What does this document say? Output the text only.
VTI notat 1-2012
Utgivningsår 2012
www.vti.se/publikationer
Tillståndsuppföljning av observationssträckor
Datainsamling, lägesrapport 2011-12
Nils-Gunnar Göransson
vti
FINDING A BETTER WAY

[TASK TO CARRY OUT]:
Repeat all of the records above exactly as they appear.

[TASK ANSWER]:
What does this document say? Output the text only.
VTI notat 1-2012
Utgivningsår 2012
www.vti.se/publikationer
Tillståndsuppföljning av observationssträckor
Datainsamling, lägesrapport 2011-12
Nils-Gunnar Göransson
vti
FINDING A BETTER WAY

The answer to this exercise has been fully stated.